## [JOB]
Take the line that contains "Parse this screenshot: output" as the first and the last line of the material as the final one; set down exactly the lines in that span.

(Figure dataset records)
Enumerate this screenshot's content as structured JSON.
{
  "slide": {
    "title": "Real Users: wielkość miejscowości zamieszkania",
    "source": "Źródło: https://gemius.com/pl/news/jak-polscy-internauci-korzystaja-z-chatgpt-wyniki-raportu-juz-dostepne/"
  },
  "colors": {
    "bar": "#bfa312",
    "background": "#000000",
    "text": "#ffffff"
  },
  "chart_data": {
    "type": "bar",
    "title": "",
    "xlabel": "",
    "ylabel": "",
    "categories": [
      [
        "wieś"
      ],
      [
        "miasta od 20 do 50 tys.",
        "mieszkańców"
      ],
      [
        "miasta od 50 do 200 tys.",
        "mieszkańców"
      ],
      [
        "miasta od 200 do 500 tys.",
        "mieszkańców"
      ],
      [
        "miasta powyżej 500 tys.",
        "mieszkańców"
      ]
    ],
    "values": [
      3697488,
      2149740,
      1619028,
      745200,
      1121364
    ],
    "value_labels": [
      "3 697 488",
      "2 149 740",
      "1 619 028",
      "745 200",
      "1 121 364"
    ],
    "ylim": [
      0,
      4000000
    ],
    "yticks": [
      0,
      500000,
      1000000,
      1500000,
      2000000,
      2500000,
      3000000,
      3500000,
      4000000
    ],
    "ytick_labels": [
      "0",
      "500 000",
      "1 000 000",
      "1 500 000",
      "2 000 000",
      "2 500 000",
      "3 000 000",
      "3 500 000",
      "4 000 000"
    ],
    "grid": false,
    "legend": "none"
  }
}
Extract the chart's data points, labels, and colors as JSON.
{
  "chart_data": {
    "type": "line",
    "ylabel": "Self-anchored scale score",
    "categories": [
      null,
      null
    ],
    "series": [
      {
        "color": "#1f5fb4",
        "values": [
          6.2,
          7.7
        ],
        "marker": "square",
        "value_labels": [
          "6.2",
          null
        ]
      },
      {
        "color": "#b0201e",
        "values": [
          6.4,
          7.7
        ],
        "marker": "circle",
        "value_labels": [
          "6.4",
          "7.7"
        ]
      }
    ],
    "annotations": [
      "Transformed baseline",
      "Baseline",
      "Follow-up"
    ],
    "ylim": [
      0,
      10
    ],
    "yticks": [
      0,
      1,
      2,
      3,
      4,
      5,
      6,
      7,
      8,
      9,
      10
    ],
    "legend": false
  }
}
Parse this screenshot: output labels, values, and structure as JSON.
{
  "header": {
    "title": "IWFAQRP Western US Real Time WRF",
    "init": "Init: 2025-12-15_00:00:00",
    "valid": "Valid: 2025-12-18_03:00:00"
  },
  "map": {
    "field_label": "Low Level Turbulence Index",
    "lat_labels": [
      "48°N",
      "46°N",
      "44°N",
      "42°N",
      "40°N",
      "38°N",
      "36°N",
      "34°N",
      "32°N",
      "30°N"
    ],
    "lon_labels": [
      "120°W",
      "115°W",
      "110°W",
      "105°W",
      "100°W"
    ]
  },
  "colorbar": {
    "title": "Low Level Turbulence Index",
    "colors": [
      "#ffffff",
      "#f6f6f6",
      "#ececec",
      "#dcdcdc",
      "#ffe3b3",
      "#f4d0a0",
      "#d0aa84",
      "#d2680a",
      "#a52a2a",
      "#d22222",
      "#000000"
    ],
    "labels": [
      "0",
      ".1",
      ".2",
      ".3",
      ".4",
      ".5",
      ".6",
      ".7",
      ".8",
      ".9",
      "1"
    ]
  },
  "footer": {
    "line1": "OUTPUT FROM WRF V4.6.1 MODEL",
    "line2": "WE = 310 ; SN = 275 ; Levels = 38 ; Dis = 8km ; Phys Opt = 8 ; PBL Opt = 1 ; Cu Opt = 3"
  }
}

## [SOLUTION TO THIS TASK]
Parse this screenshot: output labels, values, and structure as JSON.
{
  "header": {
    "title": "IWFAQRP Western US Real Time WRF",
    "init": "Init: 2025-12-15_00:00:00",
    "valid": "Valid: 2025-12-18_03:00:00"
  },
  "map": {
    "field_label": "Low Level Turbulence Index",
    "lat_labels": [
      "48°N",
      "46°N",
      "44°N",
      "42°N",
      "40°N",
      "38°N",
      "36°N",
      "34°N",
      "32°N",
      "30°N"
    ],
    "lon_labels": [
      "120°W",
      "115°W",
      "110°W",
      "105°W",
      "100°W"
    ]
  },
  "colorbar": {
    "title": "Low Level Turbulence Index",
    "colors": [
      "#ffffff",
      "#f6f6f6",
      "#ececec",
      "#dcdcdc",
      "#ffe3b3",
      "#f4d0a0",
      "#d0aa84",
      "#d2680a",
      "#a52a2a",
      "#d22222",
      "#000000"
    ],
    "labels": [
      "0",
      ".1",
      ".2",
      ".3",
      ".4",
      ".5",
      ".6",
      ".7",
      ".8",
      ".9",
      "1"
    ]
  },
  "footer": {
    "line1": "OUTPUT FROM WRF V4.6.1 MODEL",
    "line2": "WE = 310 ; SN = 275 ; Levels = 38 ; Dis = 8km ; Phys Opt = 8 ; PBL Opt = 1 ; Cu Opt = 3"
  }
}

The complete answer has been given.